AIM OF THE EXERCISE |
Emit the entire listing verbatim.

ENTRIES SHOWN |
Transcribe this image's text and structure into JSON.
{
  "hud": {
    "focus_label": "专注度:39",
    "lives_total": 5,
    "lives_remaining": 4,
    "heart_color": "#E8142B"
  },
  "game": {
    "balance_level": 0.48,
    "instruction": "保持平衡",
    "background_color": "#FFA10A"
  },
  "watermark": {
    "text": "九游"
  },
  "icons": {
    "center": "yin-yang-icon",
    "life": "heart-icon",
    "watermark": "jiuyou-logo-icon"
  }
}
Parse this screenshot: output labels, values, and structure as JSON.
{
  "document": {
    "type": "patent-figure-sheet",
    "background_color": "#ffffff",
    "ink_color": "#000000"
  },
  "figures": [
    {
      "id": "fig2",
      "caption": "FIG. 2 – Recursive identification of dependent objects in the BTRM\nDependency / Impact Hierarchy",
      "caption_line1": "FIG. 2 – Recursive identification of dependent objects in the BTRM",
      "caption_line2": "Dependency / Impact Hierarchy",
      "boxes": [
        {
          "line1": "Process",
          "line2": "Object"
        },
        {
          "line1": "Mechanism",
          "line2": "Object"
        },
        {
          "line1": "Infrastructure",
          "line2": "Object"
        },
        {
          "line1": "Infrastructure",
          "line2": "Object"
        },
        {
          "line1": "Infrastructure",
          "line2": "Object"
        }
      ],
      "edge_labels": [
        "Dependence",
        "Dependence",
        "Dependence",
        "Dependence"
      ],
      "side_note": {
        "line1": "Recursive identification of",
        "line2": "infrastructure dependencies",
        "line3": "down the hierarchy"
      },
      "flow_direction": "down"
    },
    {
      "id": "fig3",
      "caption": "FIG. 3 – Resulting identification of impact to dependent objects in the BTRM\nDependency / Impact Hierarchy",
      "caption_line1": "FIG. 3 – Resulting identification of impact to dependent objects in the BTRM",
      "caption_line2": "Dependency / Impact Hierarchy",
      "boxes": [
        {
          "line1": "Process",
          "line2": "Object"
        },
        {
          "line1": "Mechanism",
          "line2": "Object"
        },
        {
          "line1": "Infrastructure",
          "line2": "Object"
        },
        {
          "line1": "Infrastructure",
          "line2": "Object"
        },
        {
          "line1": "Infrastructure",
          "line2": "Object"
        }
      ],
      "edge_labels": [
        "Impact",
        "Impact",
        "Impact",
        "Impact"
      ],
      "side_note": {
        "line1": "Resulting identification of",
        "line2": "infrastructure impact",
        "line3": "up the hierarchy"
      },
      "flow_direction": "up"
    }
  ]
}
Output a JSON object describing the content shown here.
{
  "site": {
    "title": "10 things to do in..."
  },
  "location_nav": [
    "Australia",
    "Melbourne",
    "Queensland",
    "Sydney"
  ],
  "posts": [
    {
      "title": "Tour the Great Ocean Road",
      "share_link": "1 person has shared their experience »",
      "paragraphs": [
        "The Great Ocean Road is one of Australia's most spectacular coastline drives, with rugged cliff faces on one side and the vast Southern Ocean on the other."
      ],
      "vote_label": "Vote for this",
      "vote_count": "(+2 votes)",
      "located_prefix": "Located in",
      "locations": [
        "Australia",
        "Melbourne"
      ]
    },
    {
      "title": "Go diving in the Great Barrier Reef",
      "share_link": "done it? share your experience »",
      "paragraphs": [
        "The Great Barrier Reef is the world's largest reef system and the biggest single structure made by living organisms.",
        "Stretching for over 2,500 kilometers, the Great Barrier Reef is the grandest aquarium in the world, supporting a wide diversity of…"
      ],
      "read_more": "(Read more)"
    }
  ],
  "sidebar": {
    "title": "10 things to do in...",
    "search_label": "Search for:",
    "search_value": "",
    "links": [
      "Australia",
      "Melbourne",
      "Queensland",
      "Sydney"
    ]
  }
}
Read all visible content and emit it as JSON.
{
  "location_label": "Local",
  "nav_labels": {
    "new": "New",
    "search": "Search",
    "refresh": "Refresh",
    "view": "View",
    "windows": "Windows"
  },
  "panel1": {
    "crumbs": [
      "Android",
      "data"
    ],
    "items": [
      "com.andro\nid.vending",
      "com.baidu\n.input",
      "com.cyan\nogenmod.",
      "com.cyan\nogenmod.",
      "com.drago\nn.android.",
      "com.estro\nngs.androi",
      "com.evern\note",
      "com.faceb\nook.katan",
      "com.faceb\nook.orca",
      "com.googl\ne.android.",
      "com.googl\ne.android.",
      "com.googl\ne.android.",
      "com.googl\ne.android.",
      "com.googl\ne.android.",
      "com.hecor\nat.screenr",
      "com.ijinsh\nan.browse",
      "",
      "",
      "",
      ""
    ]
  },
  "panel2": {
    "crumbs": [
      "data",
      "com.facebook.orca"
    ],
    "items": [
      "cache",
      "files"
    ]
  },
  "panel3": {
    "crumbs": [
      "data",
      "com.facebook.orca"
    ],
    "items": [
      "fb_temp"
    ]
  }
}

WORKED SOLUTION |
Transcribe this image's text and structure into JSON.
{
  "hud": {
    "focus_label": "专注度:39",
    "lives_total": 5,
    "lives_remaining": 4,
    "heart_color": "#E8142B"
  },
  "game": {
    "balance_level": 0.48,
    "instruction": "保持平衡",
    "background_color": "#FFA10A"
  },
  "watermark": {
    "text": "九游"
  },
  "icons": {
    "center": "yin-yang-icon",
    "life": "heart-icon",
    "watermark": "jiuyou-logo-icon"
  }
}
Parse this screenshot: output labels, values, and structure as JSON.
{
  "document": {
    "type": "patent-figure-sheet",
    "background_color": "#ffffff",
    "ink_color": "#000000"
  },
  "figures": [
    {
      "id": "fig2",
      "caption": "FIG. 2 – Recursive identification of dependent objects in the BTRM\nDependency / Impact Hierarchy",
      "caption_line1": "FIG. 2 – Recursive identification of dependent objects in the BTRM",
      "caption_line2": "Dependency / Impact Hierarchy",
      "boxes": [
        {
          "line1": "Process",
          "line2": "Object"
        },
        {
          "line1": "Mechanism",
          "line2": "Object"
        },
        {
          "line1": "Infrastructure",
          "line2": "Object"
        },
        {
          "line1": "Infrastructure",
          "line2": "Object"
        },
        {
          "line1": "Infrastructure",
          "line2": "Object"
        }
      ],
      "edge_labels": [
        "Dependence",
        "Dependence",
        "Dependence",
        "Dependence"
      ],
      "side_note": {
        "line1": "Recursive identification of",
        "line2": "infrastructure dependencies",
        "line3": "down the hierarchy"
      },
      "flow_direction": "down"
    },
    {
      "id": "fig3",
      "caption": "FIG. 3 – Resulting identification of impact to dependent objects in the BTRM\nDependency / Impact Hierarchy",
      "caption_line1": "FIG. 3 – Resulting identification of impact to dependent objects in the BTRM",
      "caption_line2": "Dependency / Impact Hierarchy",
      "boxes": [
        {
          "line1": "Process",
          "line2": "Object"
        },
        {
          "line1": "Mechanism",
          "line2": "Object"
        },
        {
          "line1": "Infrastructure",
          "line2": "Object"
        },
        {
          "line1": "Infrastructure",
          "line2": "Object"
        },
        {
          "line1": "Infrastructure",
          "line2": "Object"
        }
      ],
      "edge_labels": [
        "Impact",
        "Impact",
        "Impact",
        "Impact"
      ],
      "side_note": {
        "line1": "Resulting identification of",
        "line2": "infrastructure impact",
        "line3": "up the hierarchy"
      },
      "flow_direction": "up"
    }
  ]
}
Output a JSON object describing the content shown here.
{
  "site": {
    "title": "10 things to do in..."
  },
  "location_nav": [
    "Australia",
    "Melbourne",
    "Queensland",
    "Sydney"
  ],
  "posts": [
    {
      "title": "Tour the Great Ocean Road",
      "share_link": "1 person has shared their experience »",
      "paragraphs": [
        "The Great Ocean Road is one of Australia's most spectacular coastline drives, with rugged cliff faces on one side and the vast Southern Ocean on the other."
      ],
      "vote_label": "Vote for this",
      "vote_count": "(+2 votes)",
      "located_prefix": "Located in",
      "locations": [
        "Australia",
        "Melbourne"
      ]
    },
    {
      "title": "Go diving in the Great Barrier Reef",
      "share_link": "done it? share your experience »",
      "paragraphs": [
        "The Great Barrier Reef is the world's largest reef system and the biggest single structure made by living organisms.",
        "Stretching for over 2,500 kilometers, the Great Barrier Reef is the grandest aquarium in the world, supporting a wide diversity of…"
      ],
      "read_more": "(Read more)"
    }
  ],
  "sidebar": {
    "title": "10 things to do in...",
    "search_label": "Search for:",
    "search_value": "",
    "links": [
      "Australia",
      "Melbourne",
      "Queensland",
      "Sydney"
    ]
  }
}
Read all visible content and emit it as JSON.
{
  "location_label": "Local",
  "nav_labels": {
    "new": "New",
    "search": "Search",
    "refresh": "Refresh",
    "view": "View",
    "windows": "Windows"
  },
  "panel1": {
    "crumbs": [
      "Android",
      "data"
    ],
    "items": [
      "com.andro\nid.vending",
      "com.baidu\n.input",
      "com.cyan\nogenmod.",
      "com.cyan\nogenmod.",
      "com.drago\nn.android.",
      "com.estro\nngs.androi",
      "com.evern\note",
      "com.faceb\nook.katan",
      "com.faceb\nook.orca",
      "com.googl\ne.android.",
      "com.googl\ne.android.",
      "com.googl\ne.android.",
      "com.googl\ne.android.",
      "com.googl\ne.android.",
      "com.hecor\nat.screenr",
      "com.ijinsh\nan.browse",
      "",
      "",
      "",
      ""
    ]
  },
  "panel2": {
    "crumbs": [
      "data",
      "com.facebook.orca"
    ],
    "items": [
      "cache",
      "files"
    ]
  },
  "panel3": {
    "crumbs": [
      "data",
      "com.facebook.orca"
    ],
    "items": [
      "fb_temp"
    ]
  }
}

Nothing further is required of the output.